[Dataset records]
★ ★ ★ ★ ★
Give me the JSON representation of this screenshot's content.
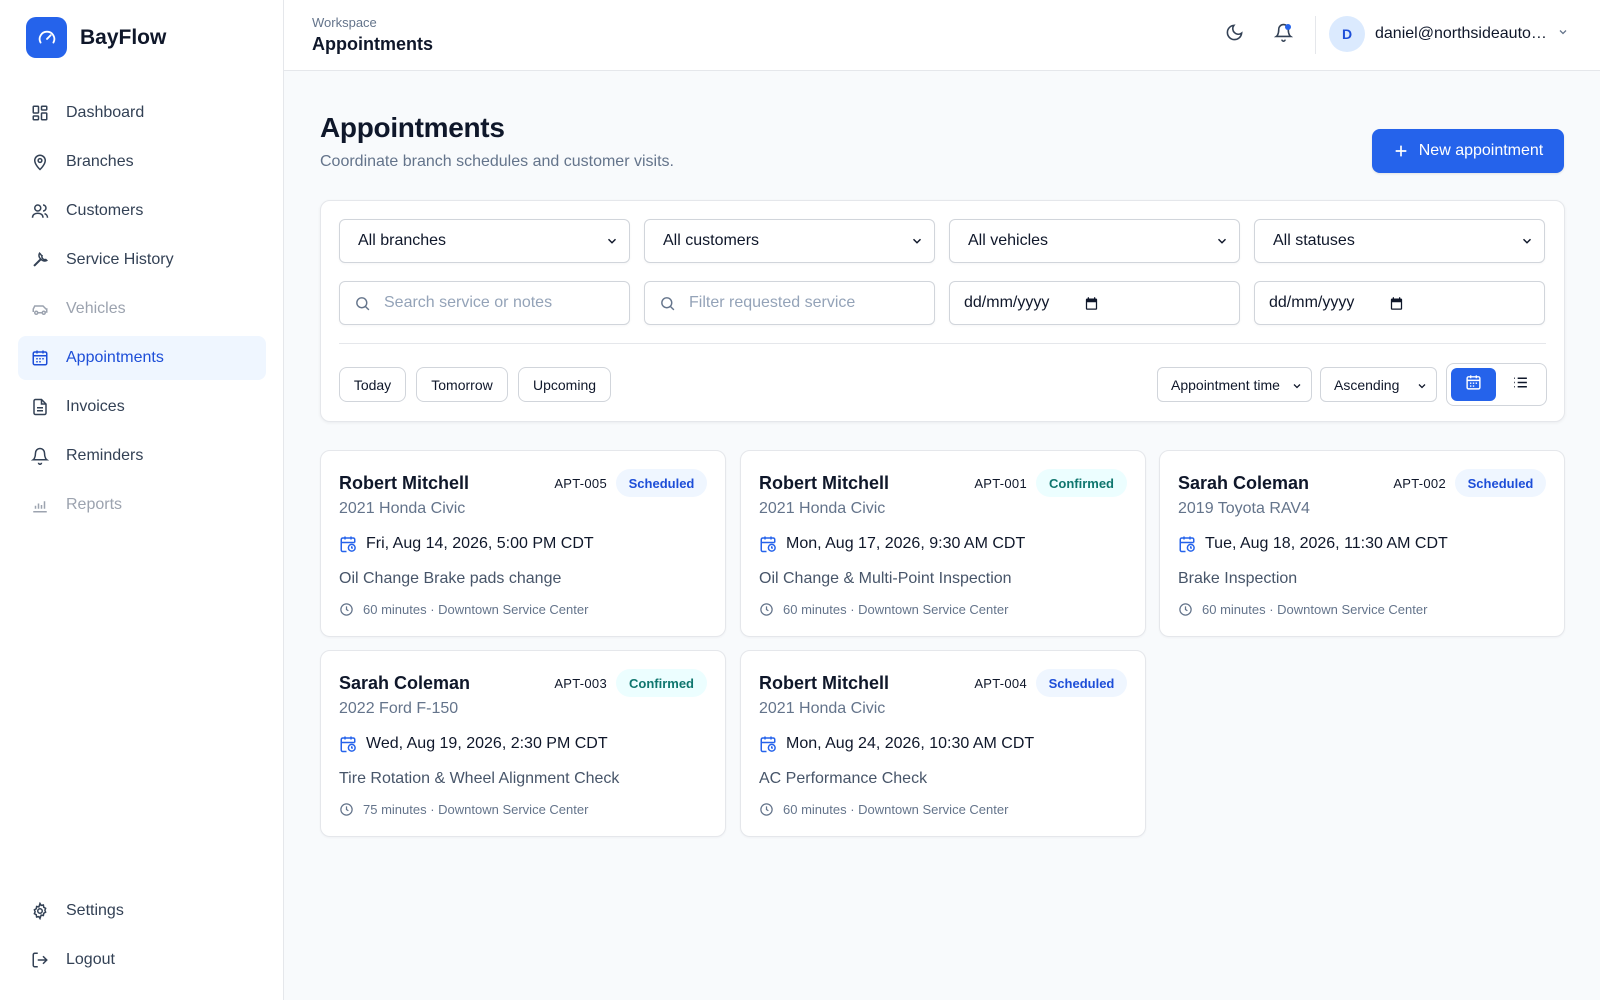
{
  "app": {
    "name": "BayFlow"
  },
  "sidebar": {
    "items": [
      {
        "label": "Dashboard",
        "icon": "dashboard-icon"
      },
      {
        "label": "Branches",
        "icon": "map-pin-icon"
      },
      {
        "label": "Customers",
        "icon": "users-icon"
      },
      {
        "label": "Service History",
        "icon": "wrench-icon"
      },
      {
        "label": "Vehicles",
        "icon": "car-icon",
        "disabled": true
      },
      {
        "label": "Appointments",
        "icon": "calendar-icon",
        "active": true
      },
      {
        "label": "Invoices",
        "icon": "file-text-icon"
      },
      {
        "label": "Reminders",
        "icon": "bell-icon"
      },
      {
        "label": "Reports",
        "icon": "bar-chart-icon",
        "disabled": true
      }
    ],
    "bottom": [
      {
        "label": "Settings",
        "icon": "gear-icon"
      },
      {
        "label": "Logout",
        "icon": "logout-icon"
      }
    ]
  },
  "header": {
    "breadcrumb": "Workspace",
    "title": "Appointments",
    "user_initial": "D",
    "user_email": "daniel@northsideautoservice.com"
  },
  "main": {
    "title": "Appointments",
    "subtitle": "Coordinate branch schedules and customer visits.",
    "new_button": "New appointment"
  },
  "filters": {
    "branch": "All branches",
    "customer": "All customers",
    "vehicle": "All vehicles",
    "status": "All statuses",
    "search_placeholder": "Search service or notes",
    "service_placeholder": "Filter requested service",
    "date_from": "dd/mm/yyyy",
    "date_to": "dd/mm/yyyy",
    "quick": [
      "Today",
      "Tomorrow",
      "Upcoming"
    ],
    "sort_field": "Appointment time",
    "sort_order": "Ascending",
    "view_mode": "calendar"
  },
  "colors": {
    "accent": "#2563eb",
    "scheduled_bg": "#eff6ff",
    "scheduled_fg": "#1d4ed8",
    "confirmed_bg": "#ecfeff",
    "confirmed_fg": "#0f766e"
  },
  "appointments": [
    {
      "customer": "Robert Mitchell",
      "id": "APT-005",
      "status": "Scheduled",
      "status_key": "scheduled",
      "vehicle": "2021 Honda Civic",
      "datetime": "Fri, Aug 14, 2026, 5:00 PM CDT",
      "service": "Oil Change Brake pads change",
      "meta": "60 minutes · Downtown Service Center"
    },
    {
      "customer": "Robert Mitchell",
      "id": "APT-001",
      "status": "Confirmed",
      "status_key": "confirmed",
      "vehicle": "2021 Honda Civic",
      "datetime": "Mon, Aug 17, 2026, 9:30 AM CDT",
      "service": "Oil Change & Multi-Point Inspection",
      "meta": "60 minutes · Downtown Service Center"
    },
    {
      "customer": "Sarah Coleman",
      "id": "APT-002",
      "status": "Scheduled",
      "status_key": "scheduled",
      "vehicle": "2019 Toyota RAV4",
      "datetime": "Tue, Aug 18, 2026, 11:30 AM CDT",
      "service": "Brake Inspection",
      "meta": "60 minutes · Downtown Service Center"
    },
    {
      "customer": "Sarah Coleman",
      "id": "APT-003",
      "status": "Confirmed",
      "status_key": "confirmed",
      "vehicle": "2022 Ford F-150",
      "datetime": "Wed, Aug 19, 2026, 2:30 PM CDT",
      "service": "Tire Rotation & Wheel Alignment Check",
      "meta": "75 minutes · Downtown Service Center"
    },
    {
      "customer": "Robert Mitchell",
      "id": "APT-004",
      "status": "Scheduled",
      "status_key": "scheduled",
      "vehicle": "2021 Honda Civic",
      "datetime": "Mon, Aug 24, 2026, 10:30 AM CDT",
      "service": "AC Performance Check",
      "meta": "60 minutes · Downtown Service Center"
    }
  ]
}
★ ★ ★ ★ ★
* _WHAT TO PRODUCE_:
Copy every record above exactly, leaving out the pictures.

* _EXERCISE RESPONSE_:
Give me the JSON representation of this screenshot's content.
{
  "app": {
    "name": "BayFlow"
  },
  "sidebar": {
    "items": [
      {
        "label": "Dashboard",
        "icon": "dashboard-icon"
      },
      {
        "label": "Branches",
        "icon": "map-pin-icon"
      },
      {
        "label": "Customers",
        "icon": "users-icon"
      },
      {
        "label": "Service History",
        "icon": "wrench-icon"
      },
      {
        "label": "Vehicles",
        "icon": "car-icon",
        "disabled": true
      },
      {
        "label": "Appointments",
        "icon": "calendar-icon",
        "active": true
      },
      {
        "label": "Invoices",
        "icon": "file-text-icon"
      },
      {
        "label": "Reminders",
        "icon": "bell-icon"
      },
      {
        "label": "Reports",
        "icon": "bar-chart-icon",
        "disabled": true
      }
    ],
    "bottom": [
      {
        "label": "Settings",
        "icon": "gear-icon"
      },
      {
        "label": "Logout",
        "icon": "logout-icon"
      }
    ]
  },
  "header": {
    "breadcrumb": "Workspace",
    "title": "Appointments",
    "user_initial": "D",
    "user_email": "daniel@northsideautoservice.com"
  },
  "main": {
    "title": "Appointments",
    "subtitle": "Coordinate branch schedules and customer visits.",
    "new_button": "New appointment"
  },
  "filters": {
    "branch": "All branches",
    "customer": "All customers",
    "vehicle": "All vehicles",
    "status": "All statuses",
    "search_placeholder": "Search service or notes",
    "service_placeholder": "Filter requested service",
    "date_from": "dd/mm/yyyy",
    "date_to": "dd/mm/yyyy",
    "quick": [
      "Today",
      "Tomorrow",
      "Upcoming"
    ],
    "sort_field": "Appointment time",
    "sort_order": "Ascending",
    "view_mode": "calendar"
  },
  "colors": {
    "accent": "#2563eb",
    "scheduled_bg": "#eff6ff",
    "scheduled_fg": "#1d4ed8",
    "confirmed_bg": "#ecfeff",
    "confirmed_fg": "#0f766e"
  },
  "appointments": [
    {
      "customer": "Robert Mitchell",
      "id": "APT-005",
      "status": "Scheduled",
      "status_key": "scheduled",
      "vehicle": "2021 Honda Civic",
      "datetime": "Fri, Aug 14, 2026, 5:00 PM CDT",
      "service": "Oil Change Brake pads change",
      "meta": "60 minutes · Downtown Service Center"
    },
    {
      "customer": "Robert Mitchell",
      "id": "APT-001",
      "status": "Confirmed",
      "status_key": "confirmed",
      "vehicle": "2021 Honda Civic",
      "datetime": "Mon, Aug 17, 2026, 9:30 AM CDT",
      "service": "Oil Change & Multi-Point Inspection",
      "meta": "60 minutes · Downtown Service Center"
    },
    {
      "customer": "Sarah Coleman",
      "id": "APT-002",
      "status": "Scheduled",
      "status_key": "scheduled",
      "vehicle": "2019 Toyota RAV4",
      "datetime": "Tue, Aug 18, 2026, 11:30 AM CDT",
      "service": "Brake Inspection",
      "meta": "60 minutes · Downtown Service Center"
    },
    {
      "customer": "Sarah Coleman",
      "id": "APT-003",
      "status": "Confirmed",
      "status_key": "confirmed",
      "vehicle": "2022 Ford F-150",
      "datetime": "Wed, Aug 19, 2026, 2:30 PM CDT",
      "service": "Tire Rotation & Wheel Alignment Check",
      "meta": "75 minutes · Downtown Service Center"
    },
    {
      "customer": "Robert Mitchell",
      "id": "APT-004",
      "status": "Scheduled",
      "status_key": "scheduled",
      "vehicle": "2021 Honda Civic",
      "datetime": "Mon, Aug 24, 2026, 10:30 AM CDT",
      "service": "AC Performance Check",
      "meta": "60 minutes · Downtown Service Center"
    }
  ]
}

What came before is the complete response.